## Task statement
Without the pictures, write out all the lines below exactly as they appear.

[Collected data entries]
:::
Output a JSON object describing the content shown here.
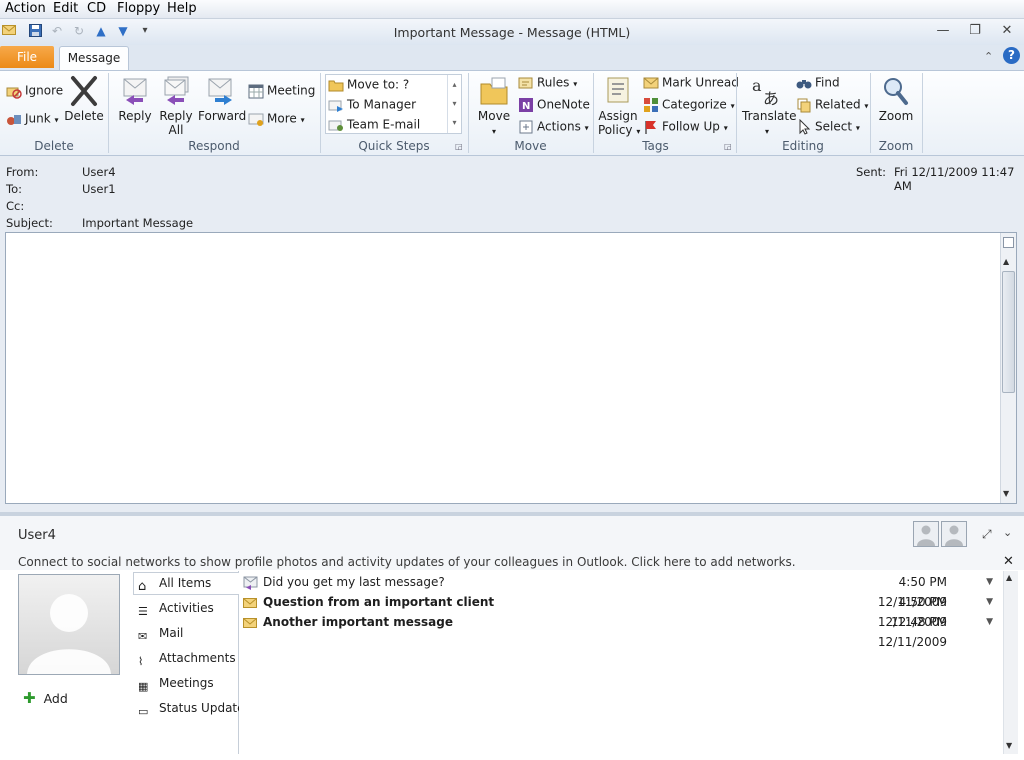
{
  "menubar": {
    "items": [
      "Action",
      "Edit",
      "CD",
      "Floppy",
      "Help"
    ]
  },
  "window": {
    "title": "Important Message  -  Message (HTML)"
  },
  "tabs": {
    "file": "File",
    "message": "Message"
  },
  "ribbon": {
    "delete": {
      "label": "Delete",
      "ignore": "Ignore",
      "junk": "Junk",
      "delete_btn": "Delete"
    },
    "respond": {
      "label": "Respond",
      "reply": "Reply",
      "reply_all_1": "Reply",
      "reply_all_2": "All",
      "forward": "Forward",
      "meeting": "Meeting",
      "more": "More"
    },
    "quick_steps": {
      "label": "Quick Steps",
      "items": [
        "Move to: ?",
        "To Manager",
        "Team E-mail"
      ]
    },
    "move": {
      "label": "Move",
      "move": "Move",
      "rules": "Rules",
      "onenote": "OneNote",
      "actions": "Actions"
    },
    "tags": {
      "label": "Tags",
      "assign_1": "Assign",
      "assign_2": "Policy",
      "mark_unread": "Mark Unread",
      "categorize": "Categorize",
      "follow_up": "Follow Up"
    },
    "editing": {
      "label": "Editing",
      "translate": "Translate",
      "find": "Find",
      "related": "Related",
      "select": "Select"
    },
    "zoom": {
      "label": "Zoom",
      "zoom": "Zoom"
    }
  },
  "header": {
    "from_label": "From:",
    "from": "User4",
    "to_label": "To:",
    "to": "User1",
    "cc_label": "Cc:",
    "subject_label": "Subject:",
    "subject": "Important Message",
    "sent_label": "Sent:",
    "sent": "Fri 12/11/2009 11:47 AM"
  },
  "people_pane": {
    "contact": "User4",
    "notice": "Connect to social networks to show profile photos and activity updates of your colleagues in Outlook. Click here to add networks.",
    "add": "Add",
    "nav": [
      "All Items",
      "Activities",
      "Mail",
      "Attachments",
      "Meetings",
      "Status Updates"
    ],
    "items": [
      {
        "subject": "Did you get my last message?",
        "time": "4:50 PM 12/11/2009",
        "bold": false
      },
      {
        "subject": "Question from an important client",
        "time": "4:50 PM 12/11/2009",
        "bold": true
      },
      {
        "subject": "Another important message",
        "time": "12:48 PM 12/11/2009",
        "bold": true
      }
    ]
  },
  "colors": {
    "file_tab": "#ec8a17",
    "accent": "#1f5aa6"
  }
}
:::
## Task output
Output a JSON object describing the content shown here.
{
  "menubar": {
    "items": [
      "Action",
      "Edit",
      "CD",
      "Floppy",
      "Help"
    ]
  },
  "window": {
    "title": "Important Message  -  Message (HTML)"
  },
  "tabs": {
    "file": "File",
    "message": "Message"
  },
  "ribbon": {
    "delete": {
      "label": "Delete",
      "ignore": "Ignore",
      "junk": "Junk",
      "delete_btn": "Delete"
    },
    "respond": {
      "label": "Respond",
      "reply": "Reply",
      "reply_all_1": "Reply",
      "reply_all_2": "All",
      "forward": "Forward",
      "meeting": "Meeting",
      "more": "More"
    },
    "quick_steps": {
      "label": "Quick Steps",
      "items": [
        "Move to: ?",
        "To Manager",
        "Team E-mail"
      ]
    },
    "move": {
      "label": "Move",
      "move": "Move",
      "rules": "Rules",
      "onenote": "OneNote",
      "actions": "Actions"
    },
    "tags": {
      "label": "Tags",
      "assign_1": "Assign",
      "assign_2": "Policy",
      "mark_unread": "Mark Unread",
      "categorize": "Categorize",
      "follow_up": "Follow Up"
    },
    "editing": {
      "label": "Editing",
      "translate": "Translate",
      "find": "Find",
      "related": "Related",
      "select": "Select"
    },
    "zoom": {
      "label": "Zoom",
      "zoom": "Zoom"
    }
  },
  "header": {
    "from_label": "From:",
    "from": "User4",
    "to_label": "To:",
    "to": "User1",
    "cc_label": "Cc:",
    "subject_label": "Subject:",
    "subject": "Important Message",
    "sent_label": "Sent:",
    "sent": "Fri 12/11/2009 11:47 AM"
  },
  "people_pane": {
    "contact": "User4",
    "notice": "Connect to social networks to show profile photos and activity updates of your colleagues in Outlook. Click here to add networks.",
    "add": "Add",
    "nav": [
      "All Items",
      "Activities",
      "Mail",
      "Attachments",
      "Meetings",
      "Status Updates"
    ],
    "items": [
      {
        "subject": "Did you get my last message?",
        "time": "4:50 PM 12/11/2009",
        "bold": false
      },
      {
        "subject": "Question from an important client",
        "time": "4:50 PM 12/11/2009",
        "bold": true
      },
      {
        "subject": "Another important message",
        "time": "12:48 PM 12/11/2009",
        "bold": true
      }
    ]
  },
  "colors": {
    "file_tab": "#ec8a17",
    "accent": "#1f5aa6"
  }
}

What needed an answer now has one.